Objetivo
Reproduce sin ningún cambio cada línea de los registros que siguen.

Registros de entrada
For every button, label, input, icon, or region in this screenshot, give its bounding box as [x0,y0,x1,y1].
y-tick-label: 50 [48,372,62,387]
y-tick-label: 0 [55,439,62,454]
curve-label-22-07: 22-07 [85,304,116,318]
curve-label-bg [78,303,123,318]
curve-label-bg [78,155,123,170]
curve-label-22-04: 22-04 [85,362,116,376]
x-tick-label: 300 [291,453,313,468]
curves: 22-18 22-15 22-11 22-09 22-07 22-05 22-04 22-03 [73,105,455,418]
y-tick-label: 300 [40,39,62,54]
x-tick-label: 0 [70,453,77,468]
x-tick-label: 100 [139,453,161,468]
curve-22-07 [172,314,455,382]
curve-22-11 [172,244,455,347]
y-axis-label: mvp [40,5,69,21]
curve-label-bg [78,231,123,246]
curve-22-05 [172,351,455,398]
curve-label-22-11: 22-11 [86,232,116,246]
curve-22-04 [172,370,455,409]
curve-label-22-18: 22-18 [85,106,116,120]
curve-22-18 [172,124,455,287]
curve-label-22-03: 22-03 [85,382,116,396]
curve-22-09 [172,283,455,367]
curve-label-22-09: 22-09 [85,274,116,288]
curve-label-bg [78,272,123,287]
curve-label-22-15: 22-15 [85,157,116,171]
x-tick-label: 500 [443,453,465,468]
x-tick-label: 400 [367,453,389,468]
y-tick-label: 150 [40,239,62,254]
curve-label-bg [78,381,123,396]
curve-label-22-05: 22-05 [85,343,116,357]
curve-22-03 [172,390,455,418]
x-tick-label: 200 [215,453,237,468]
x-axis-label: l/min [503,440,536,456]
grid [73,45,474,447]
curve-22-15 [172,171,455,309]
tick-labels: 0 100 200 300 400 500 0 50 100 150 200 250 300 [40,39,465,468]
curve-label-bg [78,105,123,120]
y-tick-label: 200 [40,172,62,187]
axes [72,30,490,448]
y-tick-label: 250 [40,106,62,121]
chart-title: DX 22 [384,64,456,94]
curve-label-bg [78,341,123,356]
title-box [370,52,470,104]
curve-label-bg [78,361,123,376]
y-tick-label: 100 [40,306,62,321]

Solución
For every button, label, input, icon, or region in this screenshot, give its bounding box as [x0,y0,x1,y1].
y-tick-label: 50 [48,372,62,387]
y-tick-label: 0 [55,439,62,454]
curve-label-22-07: 22-07 [85,304,116,318]
curve-label-bg [78,303,123,318]
curve-label-bg [78,155,123,170]
curve-label-22-04: 22-04 [85,362,116,376]
x-tick-label: 300 [291,453,313,468]
curves: 22-18 22-15 22-11 22-09 22-07 22-05 22-04 22-03 [73,105,455,418]
y-tick-label: 300 [40,39,62,54]
x-tick-label: 0 [70,453,77,468]
x-tick-label: 100 [139,453,161,468]
curve-22-07 [172,314,455,382]
curve-22-11 [172,244,455,347]
y-axis-label: mvp [40,5,69,21]
curve-label-bg [78,231,123,246]
curve-22-05 [172,351,455,398]
curve-label-22-11: 22-11 [86,232,116,246]
curve-22-04 [172,370,455,409]
curve-label-22-18: 22-18 [85,106,116,120]
curve-22-18 [172,124,455,287]
curve-label-22-03: 22-03 [85,382,116,396]
curve-22-09 [172,283,455,367]
curve-label-22-09: 22-09 [85,274,116,288]
curve-label-bg [78,272,123,287]
curve-label-22-15: 22-15 [85,157,116,171]
x-tick-label: 500 [443,453,465,468]
x-tick-label: 400 [367,453,389,468]
y-tick-label: 150 [40,239,62,254]
curve-label-bg [78,381,123,396]
curve-label-22-05: 22-05 [85,343,116,357]
curve-22-03 [172,390,455,418]
x-tick-label: 200 [215,453,237,468]
x-axis-label: l/min [503,440,536,456]
grid [73,45,474,447]
curve-22-15 [172,171,455,309]
tick-labels: 0 100 200 300 400 500 0 50 100 150 200 250 300 [40,39,465,468]
curve-label-bg [78,105,123,120]
y-tick-label: 200 [40,172,62,187]
axes [72,30,490,448]
y-tick-label: 250 [40,106,62,121]
chart-title: DX 22 [384,64,456,94]
curve-label-bg [78,341,123,356]
title-box [370,52,470,104]
curve-label-bg [78,361,123,376]
y-tick-label: 100 [40,306,62,321]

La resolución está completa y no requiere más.